» WHAT TO DO:
Pictures do not belong in the copy, so please give every entry below again exactly.

» ENTRIES SUPPLIED:
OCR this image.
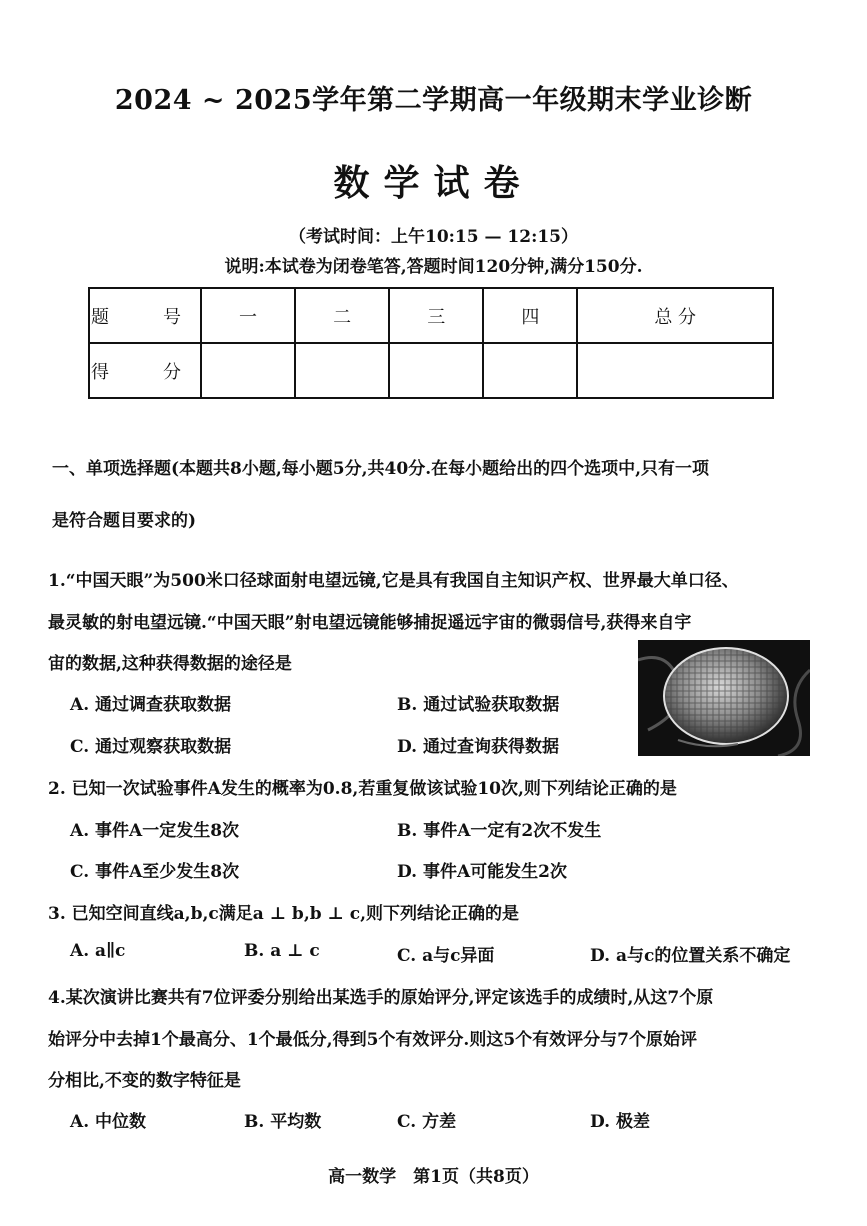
2024 ~ 2025学年第二学期高一年级期末学业诊断
数学试卷
（考试时间：上午10:15 — 12:15）
说明:本试卷为闭卷笔答,答题时间120分钟,满分150分.
题　号	一	二	三	四	总 分
得　分					
一、单项选择题(本题共8小题,每小题5分,共40分.在每小题给出的四个选项中,只有一项
是符合题目要求的)
1.“中国天眼”为500米口径球面射电望远镜,它是具有我国自主知识产权、世界最大单口径、
最灵敏的射电望远镜.“中国天眼”射电望远镜能够捕捉遥远宇宙的微弱信号,获得来自宇
宙的数据,这种获得数据的途径是
A. 通过调查获取数据	B. 通过试验获取数据
C. 通过观察获取数据	D. 通过查询获得数据
2. 已知一次试验事件A发生的概率为0.8,若重复做该试验10次,则下列结论正确的是
A. 事件A一定发生8次	B. 事件A一定有2次不发生
C. 事件A至少发生8次	D. 事件A可能发生2次
3. 已知空间直线a,b,c满足a ⊥ b,b ⊥ c,则下列结论正确的是
A. a∥c	B. a ⊥ c	C. a与c异面	D. a与c的位置关系不确定
4.某次演讲比赛共有7位评委分别给出某选手的原始评分,评定该选手的成绩时,从这7个原
始评分中去掉1个最高分、1个最低分,得到5个有效评分.则这5个有效评分与7个原始评
分相比,不变的数字特征是
A. 中位数	B. 平均数	C. 方差	D. 极差
高一数学　第1页（共8页）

» TASK SOLUTION:
OCR this image.
2024 ~ 2025学年第二学期高一年级期末学业诊断
数学试卷
（考试时间：上午10:15 — 12:15）
说明:本试卷为闭卷笔答,答题时间120分钟,满分150分.
题　号	一	二	三	四	总 分
得　分					
一、单项选择题(本题共8小题,每小题5分,共40分.在每小题给出的四个选项中,只有一项
是符合题目要求的)
1.“中国天眼”为500米口径球面射电望远镜,它是具有我国自主知识产权、世界最大单口径、
最灵敏的射电望远镜.“中国天眼”射电望远镜能够捕捉遥远宇宙的微弱信号,获得来自宇
宙的数据,这种获得数据的途径是
A. 通过调查获取数据	B. 通过试验获取数据
C. 通过观察获取数据	D. 通过查询获得数据
2. 已知一次试验事件A发生的概率为0.8,若重复做该试验10次,则下列结论正确的是
A. 事件A一定发生8次	B. 事件A一定有2次不发生
C. 事件A至少发生8次	D. 事件A可能发生2次
3. 已知空间直线a,b,c满足a ⊥ b,b ⊥ c,则下列结论正确的是
A. a∥c	B. a ⊥ c	C. a与c异面	D. a与c的位置关系不确定
4.某次演讲比赛共有7位评委分别给出某选手的原始评分,评定该选手的成绩时,从这7个原
始评分中去掉1个最高分、1个最低分,得到5个有效评分.则这5个有效评分与7个原始评
分相比,不变的数字特征是
A. 中位数	B. 平均数	C. 方差	D. 极差
高一数学　第1页（共8页）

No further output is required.